◆ 원문 발췌:

· · · · · · ·

Fri_(0.991, 4.0] v.s. Sat_(7.0, 10.0]: t-test independent samples with Bonferroni correction, P_val=6.176e-07 stat=-7.490e+00
No description has been provided for this image

4.4. y 오프셋 조절하기

In [11]:
df = sns.load_dataset("tips")
x = "day"
y = "total_bill"
hue = "smoker"
ax = sns.boxplot(data=df, x=x, y=y, hue=hue)
add_stat_annotation(
    ax,
    data=df,
    x=x,
    y=y,
    hue=hue,
    box_pairs=[
        (("Thur", "No"), ("Fri", "No")),
        (("Sat", "Yes"), ("Sat", "No")),
        (("Sun", "No"), ("Thur", "Yes")),
    ],
    test="t-test_ind",
    text_format="full",
    loc="inside",
    comparisons_correction=None,
    line_offset_to_box=0.2,
    line_offset=0.1,
    line_height=0.05,
    text_offset=8,
    verbose=2,
)
plt.legend(loc="upper left", bbox_to_anchor=(1.03, 1))
sns.despine()  # 필요없는 axis border 제거
Sat_Yes v.s. Sat_No: t-test independent samples, P_val=4.304e-01 stat=7.922e-01
Thur_No v.s. Fri_No: t-test independent samples, P_val=7.425e-01 stat=-3.305e-01
Thur_Yes v.s. Sun_No: t-test independent samples, P_val=5.623e-01 stat=-5.822e-01
No description has been provided for this image

4.5. 사용자 정의 p-value를 입력으로 사용하기

In [12]:
df = sns.load_dataset("iris")
x = "species"
y = "sepal_length"

box_pairs = [
    ("setosa", "versicolor"),
    ("setosa", "virginica"),
    ("versicolor", "virginica"),
]

from scipy.stats import bartlett

test_short_name = "Bartlett"
pvalues = []
for pair in box_pairs:
    data1 = df.groupby(x)[y].get_group(pair[0])
    data2 = df.groupby(x)[y].get_group(pair[1])
    stat, p = bartlett(data1, data2)
    print(
        "Performing Bartlett statistical test for equal variances on pair:",
        pair,
        "stat={:.2e} p-value={:.2e}".format(stat, p),
    )
    pvalues.append(p)
print("pvalues:", pvalues)
Performing Bartlett statistical test for equal variances on pair: ('setosa', 'versicolor') stat=6.89e+00 p-value=8.66e-03
Performing Bartlett statistical test for equal variances on pair: ('setosa', 'virginica') stat=1.60e+01 p-value=6.38e-05
Performing Bartlett statistical test for equal variances on pair: ('versicolor', 'virginica') stat=2.09e+00 p-value=1.48e-01
pvalues: [0.008659557933879902, 6.378941946712463e-05, 0.14778816016231236]
In [13]:
ax = sns.boxplot(data=df, x=x, y=y)

· · · · · · ·

◆ 제공 자료:
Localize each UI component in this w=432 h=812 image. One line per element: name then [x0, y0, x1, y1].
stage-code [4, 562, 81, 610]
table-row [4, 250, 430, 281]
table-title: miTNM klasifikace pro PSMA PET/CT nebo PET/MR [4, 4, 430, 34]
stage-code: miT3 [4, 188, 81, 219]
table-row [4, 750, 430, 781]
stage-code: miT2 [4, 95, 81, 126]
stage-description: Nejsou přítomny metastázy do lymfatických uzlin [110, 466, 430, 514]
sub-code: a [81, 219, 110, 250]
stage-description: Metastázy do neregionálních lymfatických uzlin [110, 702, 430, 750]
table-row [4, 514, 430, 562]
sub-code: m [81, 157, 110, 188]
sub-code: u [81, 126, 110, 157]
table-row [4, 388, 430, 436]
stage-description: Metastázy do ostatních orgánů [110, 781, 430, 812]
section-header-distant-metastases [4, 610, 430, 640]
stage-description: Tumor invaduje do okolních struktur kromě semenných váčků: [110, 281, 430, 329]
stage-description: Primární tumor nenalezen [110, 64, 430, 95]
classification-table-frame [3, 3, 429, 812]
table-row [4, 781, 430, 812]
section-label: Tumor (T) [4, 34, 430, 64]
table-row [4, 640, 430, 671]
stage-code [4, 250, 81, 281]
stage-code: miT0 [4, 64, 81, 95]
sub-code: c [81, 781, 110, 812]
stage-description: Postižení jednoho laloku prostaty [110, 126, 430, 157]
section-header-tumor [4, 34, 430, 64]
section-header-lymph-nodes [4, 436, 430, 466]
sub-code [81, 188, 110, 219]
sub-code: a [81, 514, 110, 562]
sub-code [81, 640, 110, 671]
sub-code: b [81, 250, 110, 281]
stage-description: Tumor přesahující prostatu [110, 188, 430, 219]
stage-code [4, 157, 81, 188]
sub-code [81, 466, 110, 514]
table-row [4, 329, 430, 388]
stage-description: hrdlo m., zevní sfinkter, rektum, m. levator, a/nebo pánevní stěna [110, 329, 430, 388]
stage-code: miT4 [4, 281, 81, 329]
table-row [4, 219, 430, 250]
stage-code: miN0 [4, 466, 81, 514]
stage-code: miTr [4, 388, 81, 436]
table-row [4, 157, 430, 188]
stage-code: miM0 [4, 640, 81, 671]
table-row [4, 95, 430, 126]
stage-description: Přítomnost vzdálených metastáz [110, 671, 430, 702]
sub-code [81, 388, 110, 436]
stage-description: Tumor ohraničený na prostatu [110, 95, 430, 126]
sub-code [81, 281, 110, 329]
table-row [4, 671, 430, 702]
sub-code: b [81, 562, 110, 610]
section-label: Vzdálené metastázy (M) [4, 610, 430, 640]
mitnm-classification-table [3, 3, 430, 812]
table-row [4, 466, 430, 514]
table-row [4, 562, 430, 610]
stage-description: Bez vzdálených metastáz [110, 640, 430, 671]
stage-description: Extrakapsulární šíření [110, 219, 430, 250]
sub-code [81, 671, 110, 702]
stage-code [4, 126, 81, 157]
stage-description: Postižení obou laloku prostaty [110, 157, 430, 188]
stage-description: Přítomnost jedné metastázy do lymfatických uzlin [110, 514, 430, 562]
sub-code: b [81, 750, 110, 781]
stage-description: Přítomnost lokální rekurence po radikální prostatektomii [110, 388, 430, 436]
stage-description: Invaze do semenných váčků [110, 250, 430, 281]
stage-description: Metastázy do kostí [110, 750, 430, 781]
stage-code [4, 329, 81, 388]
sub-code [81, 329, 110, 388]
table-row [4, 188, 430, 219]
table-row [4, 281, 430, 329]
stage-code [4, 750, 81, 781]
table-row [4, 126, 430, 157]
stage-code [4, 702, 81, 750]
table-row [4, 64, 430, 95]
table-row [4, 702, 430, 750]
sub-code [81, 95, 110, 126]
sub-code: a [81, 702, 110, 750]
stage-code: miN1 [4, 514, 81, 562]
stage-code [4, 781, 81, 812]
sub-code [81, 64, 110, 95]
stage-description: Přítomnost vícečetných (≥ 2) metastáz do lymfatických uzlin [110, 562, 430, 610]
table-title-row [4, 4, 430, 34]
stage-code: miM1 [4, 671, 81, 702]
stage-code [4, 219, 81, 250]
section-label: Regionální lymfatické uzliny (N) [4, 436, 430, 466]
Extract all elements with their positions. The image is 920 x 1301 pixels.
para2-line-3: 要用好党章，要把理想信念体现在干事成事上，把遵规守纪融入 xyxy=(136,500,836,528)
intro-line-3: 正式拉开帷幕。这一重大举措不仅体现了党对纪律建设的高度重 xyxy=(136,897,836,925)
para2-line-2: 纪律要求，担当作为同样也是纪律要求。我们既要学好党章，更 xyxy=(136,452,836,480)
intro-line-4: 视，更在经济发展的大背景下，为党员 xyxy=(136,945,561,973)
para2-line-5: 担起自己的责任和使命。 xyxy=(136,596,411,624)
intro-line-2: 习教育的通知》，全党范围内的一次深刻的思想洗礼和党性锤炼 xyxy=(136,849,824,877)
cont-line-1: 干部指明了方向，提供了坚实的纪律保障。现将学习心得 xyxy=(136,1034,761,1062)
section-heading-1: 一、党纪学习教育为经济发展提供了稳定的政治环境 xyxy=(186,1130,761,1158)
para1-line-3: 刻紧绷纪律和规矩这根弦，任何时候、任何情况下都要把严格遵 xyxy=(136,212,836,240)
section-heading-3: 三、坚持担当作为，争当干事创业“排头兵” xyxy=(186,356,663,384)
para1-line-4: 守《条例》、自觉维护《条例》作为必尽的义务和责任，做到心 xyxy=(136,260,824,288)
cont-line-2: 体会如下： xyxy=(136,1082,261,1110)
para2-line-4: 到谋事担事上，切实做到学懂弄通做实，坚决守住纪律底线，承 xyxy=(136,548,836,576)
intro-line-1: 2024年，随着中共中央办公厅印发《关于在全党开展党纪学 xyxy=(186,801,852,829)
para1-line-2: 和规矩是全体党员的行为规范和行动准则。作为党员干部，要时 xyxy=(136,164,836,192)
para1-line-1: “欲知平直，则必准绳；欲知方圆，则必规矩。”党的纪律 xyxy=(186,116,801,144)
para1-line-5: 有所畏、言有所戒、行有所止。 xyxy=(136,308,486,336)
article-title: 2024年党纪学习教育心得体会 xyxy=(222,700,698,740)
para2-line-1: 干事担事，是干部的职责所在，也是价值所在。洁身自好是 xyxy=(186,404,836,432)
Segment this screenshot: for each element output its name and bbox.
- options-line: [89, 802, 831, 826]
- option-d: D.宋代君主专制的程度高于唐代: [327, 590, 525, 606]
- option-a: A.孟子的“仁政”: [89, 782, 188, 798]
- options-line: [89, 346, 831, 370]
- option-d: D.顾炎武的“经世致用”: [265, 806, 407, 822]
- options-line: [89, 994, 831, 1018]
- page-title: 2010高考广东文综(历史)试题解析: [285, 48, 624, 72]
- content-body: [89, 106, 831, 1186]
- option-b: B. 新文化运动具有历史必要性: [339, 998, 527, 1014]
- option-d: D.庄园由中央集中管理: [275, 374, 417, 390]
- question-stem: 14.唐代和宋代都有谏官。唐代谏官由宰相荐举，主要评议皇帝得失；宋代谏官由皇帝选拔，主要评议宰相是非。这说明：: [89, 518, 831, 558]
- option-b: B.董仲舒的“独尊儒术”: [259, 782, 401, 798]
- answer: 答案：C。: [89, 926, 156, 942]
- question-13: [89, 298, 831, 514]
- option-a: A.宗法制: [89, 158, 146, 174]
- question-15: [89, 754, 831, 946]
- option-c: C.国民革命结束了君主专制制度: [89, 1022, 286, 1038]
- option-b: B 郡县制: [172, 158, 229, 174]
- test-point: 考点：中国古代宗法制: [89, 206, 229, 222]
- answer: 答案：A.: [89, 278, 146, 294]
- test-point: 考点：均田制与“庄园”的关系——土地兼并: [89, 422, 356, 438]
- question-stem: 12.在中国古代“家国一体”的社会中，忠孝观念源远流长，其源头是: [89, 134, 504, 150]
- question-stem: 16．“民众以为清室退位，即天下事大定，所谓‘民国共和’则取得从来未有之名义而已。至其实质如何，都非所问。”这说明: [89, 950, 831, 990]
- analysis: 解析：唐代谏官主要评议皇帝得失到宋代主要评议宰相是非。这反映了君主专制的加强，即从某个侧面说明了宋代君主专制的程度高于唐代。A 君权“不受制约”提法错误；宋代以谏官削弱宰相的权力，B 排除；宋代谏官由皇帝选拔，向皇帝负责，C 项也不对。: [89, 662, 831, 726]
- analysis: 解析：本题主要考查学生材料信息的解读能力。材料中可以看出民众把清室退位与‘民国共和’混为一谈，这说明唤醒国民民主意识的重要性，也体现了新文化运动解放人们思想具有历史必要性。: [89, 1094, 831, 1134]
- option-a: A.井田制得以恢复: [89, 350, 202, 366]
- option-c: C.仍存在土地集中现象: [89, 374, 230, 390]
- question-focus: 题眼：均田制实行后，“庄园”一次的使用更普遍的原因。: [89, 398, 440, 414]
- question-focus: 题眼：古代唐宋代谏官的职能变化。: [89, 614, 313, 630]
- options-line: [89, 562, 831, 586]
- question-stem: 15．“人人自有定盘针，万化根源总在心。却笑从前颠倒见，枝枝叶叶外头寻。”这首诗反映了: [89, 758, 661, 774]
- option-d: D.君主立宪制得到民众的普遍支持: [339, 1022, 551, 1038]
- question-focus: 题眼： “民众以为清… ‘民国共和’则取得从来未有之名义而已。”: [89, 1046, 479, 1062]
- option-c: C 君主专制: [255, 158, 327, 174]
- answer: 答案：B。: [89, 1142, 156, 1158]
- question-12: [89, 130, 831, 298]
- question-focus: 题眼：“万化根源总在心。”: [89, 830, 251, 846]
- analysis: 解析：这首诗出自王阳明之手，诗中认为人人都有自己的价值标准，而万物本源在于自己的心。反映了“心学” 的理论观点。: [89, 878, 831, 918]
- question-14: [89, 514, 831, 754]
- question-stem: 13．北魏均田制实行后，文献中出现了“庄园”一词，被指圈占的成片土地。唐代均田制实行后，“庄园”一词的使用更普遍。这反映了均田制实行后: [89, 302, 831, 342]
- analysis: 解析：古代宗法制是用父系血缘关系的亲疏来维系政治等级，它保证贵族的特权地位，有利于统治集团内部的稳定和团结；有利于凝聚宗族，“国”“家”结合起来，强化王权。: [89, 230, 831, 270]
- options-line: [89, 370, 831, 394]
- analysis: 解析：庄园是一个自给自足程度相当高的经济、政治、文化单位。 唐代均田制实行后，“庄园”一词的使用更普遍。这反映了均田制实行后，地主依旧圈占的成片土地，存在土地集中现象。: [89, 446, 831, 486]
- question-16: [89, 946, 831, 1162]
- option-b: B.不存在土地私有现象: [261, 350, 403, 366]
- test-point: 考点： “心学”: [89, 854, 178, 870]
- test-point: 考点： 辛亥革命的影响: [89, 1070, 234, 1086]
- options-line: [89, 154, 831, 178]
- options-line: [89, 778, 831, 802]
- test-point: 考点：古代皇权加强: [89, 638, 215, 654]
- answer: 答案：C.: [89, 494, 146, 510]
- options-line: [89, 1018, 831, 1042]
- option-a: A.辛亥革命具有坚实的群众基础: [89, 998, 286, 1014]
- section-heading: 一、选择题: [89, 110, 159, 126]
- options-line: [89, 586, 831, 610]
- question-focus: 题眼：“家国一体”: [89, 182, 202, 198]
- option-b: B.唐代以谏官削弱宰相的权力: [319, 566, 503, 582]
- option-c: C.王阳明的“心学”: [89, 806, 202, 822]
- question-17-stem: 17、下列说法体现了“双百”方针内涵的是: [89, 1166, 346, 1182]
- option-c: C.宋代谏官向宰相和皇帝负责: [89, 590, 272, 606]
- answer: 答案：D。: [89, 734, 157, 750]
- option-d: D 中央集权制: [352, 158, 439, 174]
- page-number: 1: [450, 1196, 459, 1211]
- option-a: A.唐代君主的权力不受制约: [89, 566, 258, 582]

· · · · · · ·

◆ 과제: 원문 발췌에 나오는 문장 "No description has been provided for this image"를 한국어로 옮기면 어떻게 됩니까? 제공 자료는 다른 출처에서 가져왔습니다.

◆ 풀이: 이 이미지에 대한 설명이 제공되지 않았습니다.